[Stored data]

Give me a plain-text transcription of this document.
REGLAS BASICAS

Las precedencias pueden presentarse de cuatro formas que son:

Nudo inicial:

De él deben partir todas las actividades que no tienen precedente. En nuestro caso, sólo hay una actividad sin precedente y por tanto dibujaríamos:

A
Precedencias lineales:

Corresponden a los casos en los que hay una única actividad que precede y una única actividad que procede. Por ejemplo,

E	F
==
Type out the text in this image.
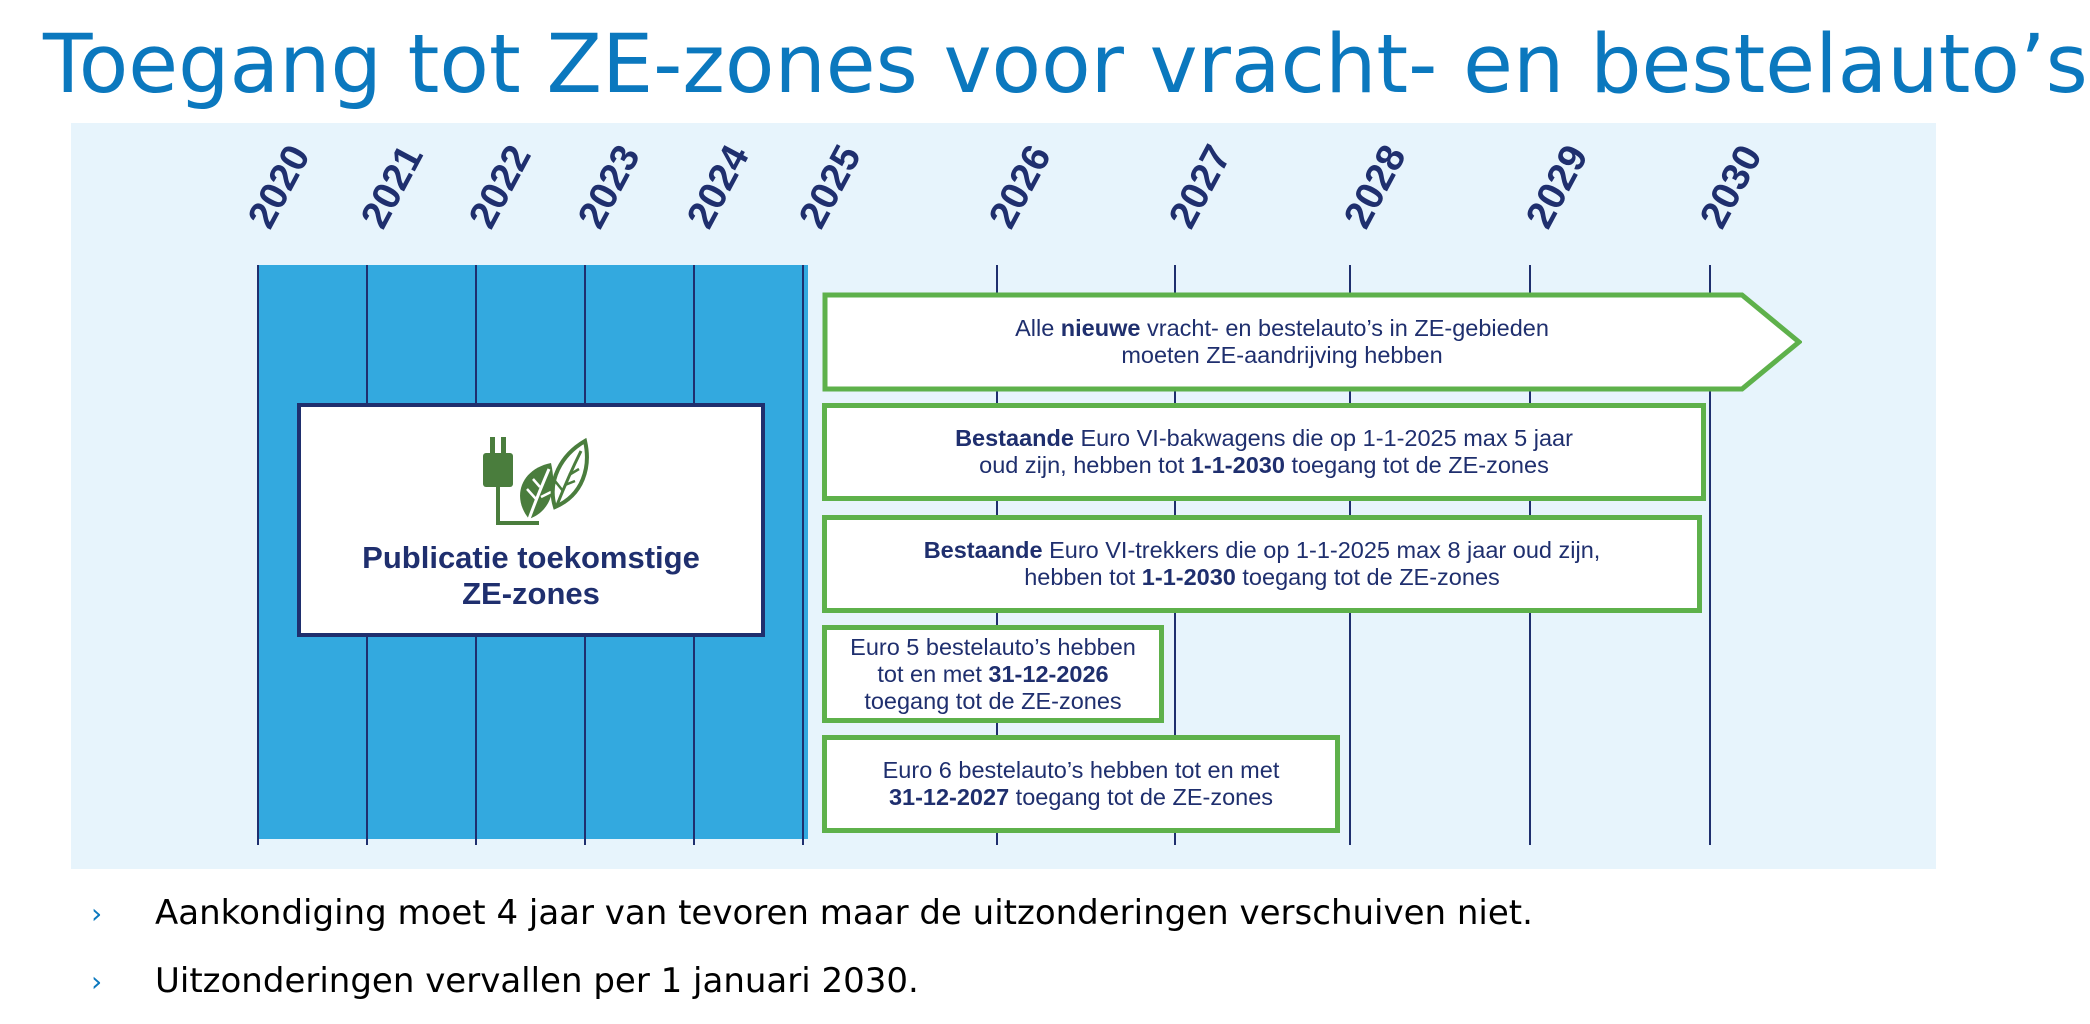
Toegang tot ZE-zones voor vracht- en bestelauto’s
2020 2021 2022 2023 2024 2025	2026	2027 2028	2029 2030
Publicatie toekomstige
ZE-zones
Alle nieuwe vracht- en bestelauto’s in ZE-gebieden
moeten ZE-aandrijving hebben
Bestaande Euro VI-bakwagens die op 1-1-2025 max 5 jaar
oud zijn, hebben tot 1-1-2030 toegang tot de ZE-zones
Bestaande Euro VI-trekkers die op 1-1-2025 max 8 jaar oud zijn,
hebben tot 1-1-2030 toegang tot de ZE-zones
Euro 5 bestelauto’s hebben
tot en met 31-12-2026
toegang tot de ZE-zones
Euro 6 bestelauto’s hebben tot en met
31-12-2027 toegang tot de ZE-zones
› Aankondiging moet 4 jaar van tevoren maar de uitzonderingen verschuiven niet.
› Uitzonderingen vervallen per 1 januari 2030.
--
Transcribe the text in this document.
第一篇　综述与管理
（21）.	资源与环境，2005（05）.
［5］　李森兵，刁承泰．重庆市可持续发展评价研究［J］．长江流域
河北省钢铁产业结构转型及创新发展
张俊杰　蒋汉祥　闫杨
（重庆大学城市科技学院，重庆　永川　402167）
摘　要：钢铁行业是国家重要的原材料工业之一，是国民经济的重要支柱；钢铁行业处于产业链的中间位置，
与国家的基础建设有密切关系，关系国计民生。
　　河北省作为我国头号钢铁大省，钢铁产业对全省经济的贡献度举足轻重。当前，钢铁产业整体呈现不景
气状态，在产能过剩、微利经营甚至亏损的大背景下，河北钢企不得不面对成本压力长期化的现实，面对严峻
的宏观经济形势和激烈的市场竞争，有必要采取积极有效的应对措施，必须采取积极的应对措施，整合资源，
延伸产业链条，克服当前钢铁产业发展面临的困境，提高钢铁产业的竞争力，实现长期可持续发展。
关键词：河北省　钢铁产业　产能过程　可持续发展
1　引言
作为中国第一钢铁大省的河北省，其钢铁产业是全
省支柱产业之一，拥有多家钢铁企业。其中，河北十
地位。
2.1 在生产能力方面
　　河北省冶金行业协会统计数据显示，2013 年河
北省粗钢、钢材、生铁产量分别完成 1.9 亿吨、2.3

▶ **JOB**
Scan the lines above for "jaar", then copy every one that has it.

▶ **RESPONSE TO THIS TASK**
Bestaande Euro VI-bakwagens die op 1-1-2025 max 5 jaar
Bestaande Euro VI-trekkers die op 1-1-2025 max 8 jaar oud zijn,
› Aankondiging moet 4 jaar van tevoren maar de uitzonderingen verschuiven niet.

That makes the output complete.